**Given instruction**
Examine the entries and show every line in which the word "polig" is found.

Data entries:
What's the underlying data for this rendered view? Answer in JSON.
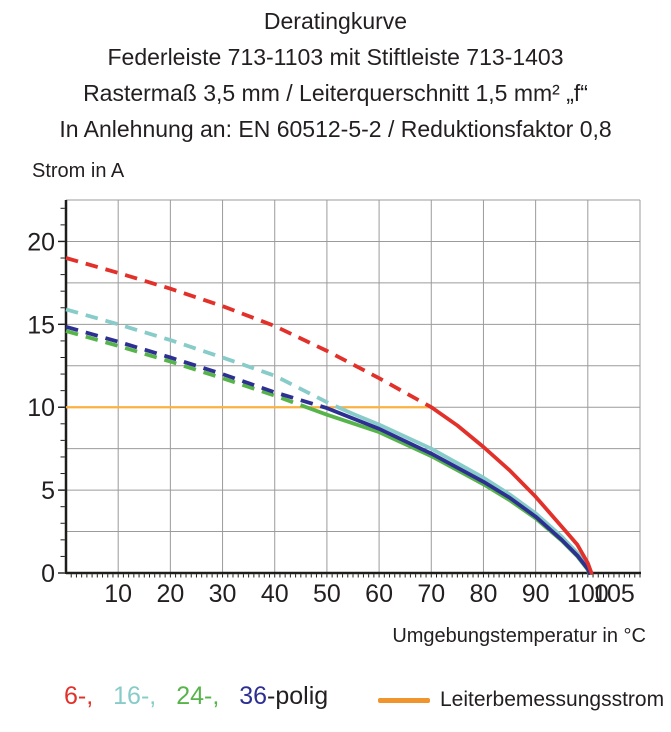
{
  "chart_data": {
    "type": "line",
    "title": "Deratingkurve",
    "subtitle_lines": [
      "Federleiste 713-1103 mit Stiftleiste 713-1403",
      "Rastermaß 3,5 mm / Leiterquerschnitt 1,5 mm² „f“",
      "In Anlehnung an: EN 60512-5-2 / Reduktionsfaktor 0,8"
    ],
    "ylabel": "Strom in A",
    "xlabel": "Umgebungstemperatur in °C",
    "xlim": [
      0,
      110
    ],
    "ylim": [
      0,
      22.5
    ],
    "x_major_ticks": [
      10,
      20,
      30,
      40,
      50,
      60,
      70,
      80,
      90,
      100,
      105
    ],
    "y_major_ticks": [
      0,
      5,
      10,
      15,
      20
    ],
    "x_grid_step": 10,
    "y_grid_step": 2.5,
    "x_minor_step": 1,
    "y_minor_step": 1,
    "grid": true,
    "legend_position": "bottom",
    "grid_color": "#9B9B9B",
    "axis_color": "#1D1D1B",
    "text_color": "#231F20",
    "series": [
      {
        "name": "24-polig",
        "color": "#57B44A",
        "style": "dashed-above-rated-then-solid",
        "dash_until": 47,
        "points": [
          [
            0,
            14.6
          ],
          [
            10,
            13.7
          ],
          [
            20,
            12.75
          ],
          [
            30,
            11.75
          ],
          [
            40,
            10.7
          ],
          [
            50,
            9.55
          ],
          [
            60,
            8.5
          ],
          [
            70,
            7.05
          ],
          [
            80,
            5.35
          ],
          [
            85,
            4.4
          ],
          [
            90,
            3.3
          ],
          [
            95,
            1.95
          ],
          [
            98,
            1.0
          ],
          [
            100,
            0.2
          ],
          [
            100.2,
            0
          ]
        ]
      },
      {
        "name": "16-polig",
        "color": "#87CCC9",
        "style": "dashed-above-rated-then-solid",
        "dash_until": 52.5,
        "points": [
          [
            0,
            15.9
          ],
          [
            10,
            15.0
          ],
          [
            20,
            14.05
          ],
          [
            30,
            13.0
          ],
          [
            40,
            11.9
          ],
          [
            50,
            10.3
          ],
          [
            55,
            9.6
          ],
          [
            60,
            8.95
          ],
          [
            70,
            7.5
          ],
          [
            80,
            5.75
          ],
          [
            85,
            4.75
          ],
          [
            90,
            3.6
          ],
          [
            95,
            2.2
          ],
          [
            98,
            1.2
          ],
          [
            100,
            0.35
          ],
          [
            100.5,
            0
          ]
        ]
      },
      {
        "name": "36-polig",
        "color": "#2D3092",
        "style": "dashed-above-rated-then-solid",
        "dash_until": 50,
        "points": [
          [
            0,
            14.85
          ],
          [
            10,
            13.95
          ],
          [
            20,
            13.0
          ],
          [
            30,
            12.0
          ],
          [
            40,
            10.9
          ],
          [
            50,
            9.95
          ],
          [
            60,
            8.7
          ],
          [
            70,
            7.2
          ],
          [
            80,
            5.5
          ],
          [
            85,
            4.55
          ],
          [
            90,
            3.4
          ],
          [
            95,
            2.0
          ],
          [
            98,
            1.05
          ],
          [
            100,
            0.25
          ],
          [
            100.3,
            0
          ]
        ]
      },
      {
        "name": "6-polig",
        "color": "#E2312A",
        "style": "dashed-above-rated-then-solid",
        "dash_until": 70,
        "points": [
          [
            0,
            19.0
          ],
          [
            10,
            18.1
          ],
          [
            20,
            17.15
          ],
          [
            30,
            16.1
          ],
          [
            40,
            14.9
          ],
          [
            50,
            13.4
          ],
          [
            60,
            11.75
          ],
          [
            70,
            10.0
          ],
          [
            75,
            8.9
          ],
          [
            80,
            7.6
          ],
          [
            85,
            6.2
          ],
          [
            90,
            4.6
          ],
          [
            95,
            2.8
          ],
          [
            98,
            1.7
          ],
          [
            100,
            0.6
          ],
          [
            100.7,
            0
          ]
        ]
      }
    ],
    "rated_line": {
      "name": "Leiterbemessungsstrom",
      "color": "#FBB042",
      "y": 10,
      "x_start": 0,
      "x_end": 70.5
    }
  },
  "legend": {
    "series": [
      {
        "label": "6-,",
        "color": "#E2312A"
      },
      {
        "label": "16-,",
        "color": "#87CCC9"
      },
      {
        "label": "24-,",
        "color": "#57B44A"
      },
      {
        "label": "36",
        "color": "#2D3092"
      }
    ],
    "suffix": "-polig",
    "rated": {
      "label": "Leiterbemessungsstrom",
      "color": "#F0942D"
    }
  }
}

**Exercise output**
        "name": "24-polig",
        "name": "16-polig",
        "name": "36-polig",
        "name": "6-polig",
    "suffix": "-polig",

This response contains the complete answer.